Exercise goal | Extract every line that includes the string "Spatial".

Data supplied |
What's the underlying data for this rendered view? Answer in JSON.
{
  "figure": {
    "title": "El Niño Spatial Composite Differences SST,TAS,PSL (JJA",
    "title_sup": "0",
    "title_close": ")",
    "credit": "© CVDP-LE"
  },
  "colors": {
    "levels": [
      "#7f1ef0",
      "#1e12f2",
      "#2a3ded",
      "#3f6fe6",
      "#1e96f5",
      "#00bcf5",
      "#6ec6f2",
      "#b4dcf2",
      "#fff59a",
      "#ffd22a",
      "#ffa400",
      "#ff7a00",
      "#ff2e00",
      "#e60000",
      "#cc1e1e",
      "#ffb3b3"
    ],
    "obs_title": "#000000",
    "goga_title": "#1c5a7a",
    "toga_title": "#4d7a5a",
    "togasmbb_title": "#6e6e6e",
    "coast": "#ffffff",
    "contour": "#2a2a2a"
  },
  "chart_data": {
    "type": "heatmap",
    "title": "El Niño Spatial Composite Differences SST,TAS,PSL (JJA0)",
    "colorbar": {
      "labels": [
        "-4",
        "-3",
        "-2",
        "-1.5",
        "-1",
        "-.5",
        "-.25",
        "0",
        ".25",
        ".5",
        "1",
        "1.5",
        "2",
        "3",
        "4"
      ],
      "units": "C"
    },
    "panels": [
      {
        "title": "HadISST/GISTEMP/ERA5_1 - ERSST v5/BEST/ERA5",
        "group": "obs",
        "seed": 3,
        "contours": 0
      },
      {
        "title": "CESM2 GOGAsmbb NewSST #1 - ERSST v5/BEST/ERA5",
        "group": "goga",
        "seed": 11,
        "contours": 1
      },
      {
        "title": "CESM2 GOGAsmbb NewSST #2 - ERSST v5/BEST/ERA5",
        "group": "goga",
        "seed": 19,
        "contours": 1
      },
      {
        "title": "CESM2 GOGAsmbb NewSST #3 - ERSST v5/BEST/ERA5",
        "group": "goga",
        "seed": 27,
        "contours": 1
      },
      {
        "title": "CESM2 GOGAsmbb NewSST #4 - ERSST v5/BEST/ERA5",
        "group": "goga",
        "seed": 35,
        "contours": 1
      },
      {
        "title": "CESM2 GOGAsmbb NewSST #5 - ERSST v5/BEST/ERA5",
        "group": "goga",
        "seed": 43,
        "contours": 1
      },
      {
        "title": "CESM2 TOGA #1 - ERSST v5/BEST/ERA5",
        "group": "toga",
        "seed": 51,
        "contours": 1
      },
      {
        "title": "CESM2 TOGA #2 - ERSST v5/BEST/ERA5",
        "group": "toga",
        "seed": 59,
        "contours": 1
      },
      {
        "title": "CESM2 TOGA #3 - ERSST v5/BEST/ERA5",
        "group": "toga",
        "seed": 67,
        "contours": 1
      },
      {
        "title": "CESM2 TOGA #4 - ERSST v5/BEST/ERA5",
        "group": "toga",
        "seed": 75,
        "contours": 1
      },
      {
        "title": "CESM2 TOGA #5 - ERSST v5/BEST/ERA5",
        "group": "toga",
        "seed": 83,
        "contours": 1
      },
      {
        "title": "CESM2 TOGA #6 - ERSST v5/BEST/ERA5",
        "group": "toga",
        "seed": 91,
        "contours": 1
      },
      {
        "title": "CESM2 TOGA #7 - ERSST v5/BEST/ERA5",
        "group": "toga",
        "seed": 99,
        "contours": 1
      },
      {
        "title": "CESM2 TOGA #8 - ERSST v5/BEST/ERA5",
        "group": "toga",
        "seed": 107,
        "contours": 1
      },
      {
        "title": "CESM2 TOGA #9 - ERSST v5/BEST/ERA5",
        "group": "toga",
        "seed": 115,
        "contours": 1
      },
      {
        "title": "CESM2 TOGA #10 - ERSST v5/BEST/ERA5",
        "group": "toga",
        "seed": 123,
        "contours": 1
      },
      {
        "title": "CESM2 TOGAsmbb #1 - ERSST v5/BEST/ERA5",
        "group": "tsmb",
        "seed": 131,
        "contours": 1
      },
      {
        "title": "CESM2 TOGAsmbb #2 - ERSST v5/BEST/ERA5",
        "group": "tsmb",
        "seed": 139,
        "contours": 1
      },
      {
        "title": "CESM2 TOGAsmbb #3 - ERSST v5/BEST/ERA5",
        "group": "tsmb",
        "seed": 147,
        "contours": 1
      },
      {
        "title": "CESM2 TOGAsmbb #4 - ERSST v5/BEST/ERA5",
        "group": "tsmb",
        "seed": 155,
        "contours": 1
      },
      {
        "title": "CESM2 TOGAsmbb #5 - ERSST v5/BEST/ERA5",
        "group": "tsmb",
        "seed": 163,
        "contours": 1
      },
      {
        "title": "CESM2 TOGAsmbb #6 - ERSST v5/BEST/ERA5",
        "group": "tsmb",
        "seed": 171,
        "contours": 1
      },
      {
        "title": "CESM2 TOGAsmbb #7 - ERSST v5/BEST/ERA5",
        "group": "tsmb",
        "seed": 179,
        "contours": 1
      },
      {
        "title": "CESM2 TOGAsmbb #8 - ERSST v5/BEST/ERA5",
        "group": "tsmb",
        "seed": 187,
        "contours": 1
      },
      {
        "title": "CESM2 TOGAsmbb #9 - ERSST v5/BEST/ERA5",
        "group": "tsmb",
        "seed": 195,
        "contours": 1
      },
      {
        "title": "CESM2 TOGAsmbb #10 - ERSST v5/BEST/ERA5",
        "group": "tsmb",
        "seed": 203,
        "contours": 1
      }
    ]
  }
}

Result of this exercise |
    "title": "El Niño Spatial Composite Differences SST,TAS,PSL (JJA",
    "title": "El Niño Spatial Composite Differences SST,TAS,PSL (JJA0)",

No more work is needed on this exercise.